▶ [Exercise]: Quote all of the entries word for word.

··· Recorded information

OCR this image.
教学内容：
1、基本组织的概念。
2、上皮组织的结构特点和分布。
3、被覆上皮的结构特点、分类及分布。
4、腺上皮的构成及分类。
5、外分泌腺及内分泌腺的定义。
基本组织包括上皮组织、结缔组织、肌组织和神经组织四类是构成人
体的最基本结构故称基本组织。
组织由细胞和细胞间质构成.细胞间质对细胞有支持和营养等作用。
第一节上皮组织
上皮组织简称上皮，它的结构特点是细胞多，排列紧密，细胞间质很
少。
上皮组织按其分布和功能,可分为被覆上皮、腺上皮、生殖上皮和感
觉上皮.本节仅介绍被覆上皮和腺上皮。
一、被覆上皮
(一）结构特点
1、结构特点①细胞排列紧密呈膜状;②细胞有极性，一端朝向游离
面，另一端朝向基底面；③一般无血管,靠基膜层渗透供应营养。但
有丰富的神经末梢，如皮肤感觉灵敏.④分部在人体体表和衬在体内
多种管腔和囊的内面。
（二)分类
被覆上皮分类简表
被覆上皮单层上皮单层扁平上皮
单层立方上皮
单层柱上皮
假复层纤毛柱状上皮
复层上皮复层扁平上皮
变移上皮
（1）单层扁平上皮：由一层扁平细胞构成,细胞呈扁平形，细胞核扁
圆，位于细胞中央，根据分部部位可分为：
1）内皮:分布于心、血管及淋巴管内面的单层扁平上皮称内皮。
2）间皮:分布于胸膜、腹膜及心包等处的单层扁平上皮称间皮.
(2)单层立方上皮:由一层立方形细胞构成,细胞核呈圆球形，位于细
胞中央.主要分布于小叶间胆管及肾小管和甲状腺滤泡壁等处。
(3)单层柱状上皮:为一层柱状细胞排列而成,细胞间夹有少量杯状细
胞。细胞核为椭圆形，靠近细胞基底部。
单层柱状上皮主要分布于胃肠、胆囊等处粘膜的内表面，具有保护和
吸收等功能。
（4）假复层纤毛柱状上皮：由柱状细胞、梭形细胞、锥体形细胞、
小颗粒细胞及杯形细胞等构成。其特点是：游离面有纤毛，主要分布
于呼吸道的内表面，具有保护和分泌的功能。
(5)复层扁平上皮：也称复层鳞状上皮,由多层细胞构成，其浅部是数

······

▶ [Final result]:
OCR this image.
教学内容：
1、基本组织的概念。
2、上皮组织的结构特点和分布。
3、被覆上皮的结构特点、分类及分布。
4、腺上皮的构成及分类。
5、外分泌腺及内分泌腺的定义。
基本组织包括上皮组织、结缔组织、肌组织和神经组织四类是构成人
体的最基本结构故称基本组织。
组织由细胞和细胞间质构成.细胞间质对细胞有支持和营养等作用。
第一节上皮组织
上皮组织简称上皮，它的结构特点是细胞多，排列紧密，细胞间质很
少。
上皮组织按其分布和功能,可分为被覆上皮、腺上皮、生殖上皮和感
觉上皮.本节仅介绍被覆上皮和腺上皮。
一、被覆上皮
(一）结构特点
1、结构特点①细胞排列紧密呈膜状;②细胞有极性，一端朝向游离
面，另一端朝向基底面；③一般无血管,靠基膜层渗透供应营养。但
有丰富的神经末梢，如皮肤感觉灵敏.④分部在人体体表和衬在体内
多种管腔和囊的内面。
（二)分类
被覆上皮分类简表
被覆上皮单层上皮单层扁平上皮
单层立方上皮
单层柱上皮
假复层纤毛柱状上皮
复层上皮复层扁平上皮
变移上皮
（1）单层扁平上皮：由一层扁平细胞构成,细胞呈扁平形，细胞核扁
圆，位于细胞中央，根据分部部位可分为：
1）内皮:分布于心、血管及淋巴管内面的单层扁平上皮称内皮。
2）间皮:分布于胸膜、腹膜及心包等处的单层扁平上皮称间皮.
(2)单层立方上皮:由一层立方形细胞构成,细胞核呈圆球形，位于细
胞中央.主要分布于小叶间胆管及肾小管和甲状腺滤泡壁等处。
(3)单层柱状上皮:为一层柱状细胞排列而成,细胞间夹有少量杯状细
胞。细胞核为椭圆形，靠近细胞基底部。
单层柱状上皮主要分布于胃肠、胆囊等处粘膜的内表面，具有保护和
吸收等功能。
（4）假复层纤毛柱状上皮：由柱状细胞、梭形细胞、锥体形细胞、
小颗粒细胞及杯形细胞等构成。其特点是：游离面有纤毛，主要分布
于呼吸道的内表面，具有保护和分泌的功能。
(5)复层扁平上皮：也称复层鳞状上皮,由多层细胞构成，其浅部是数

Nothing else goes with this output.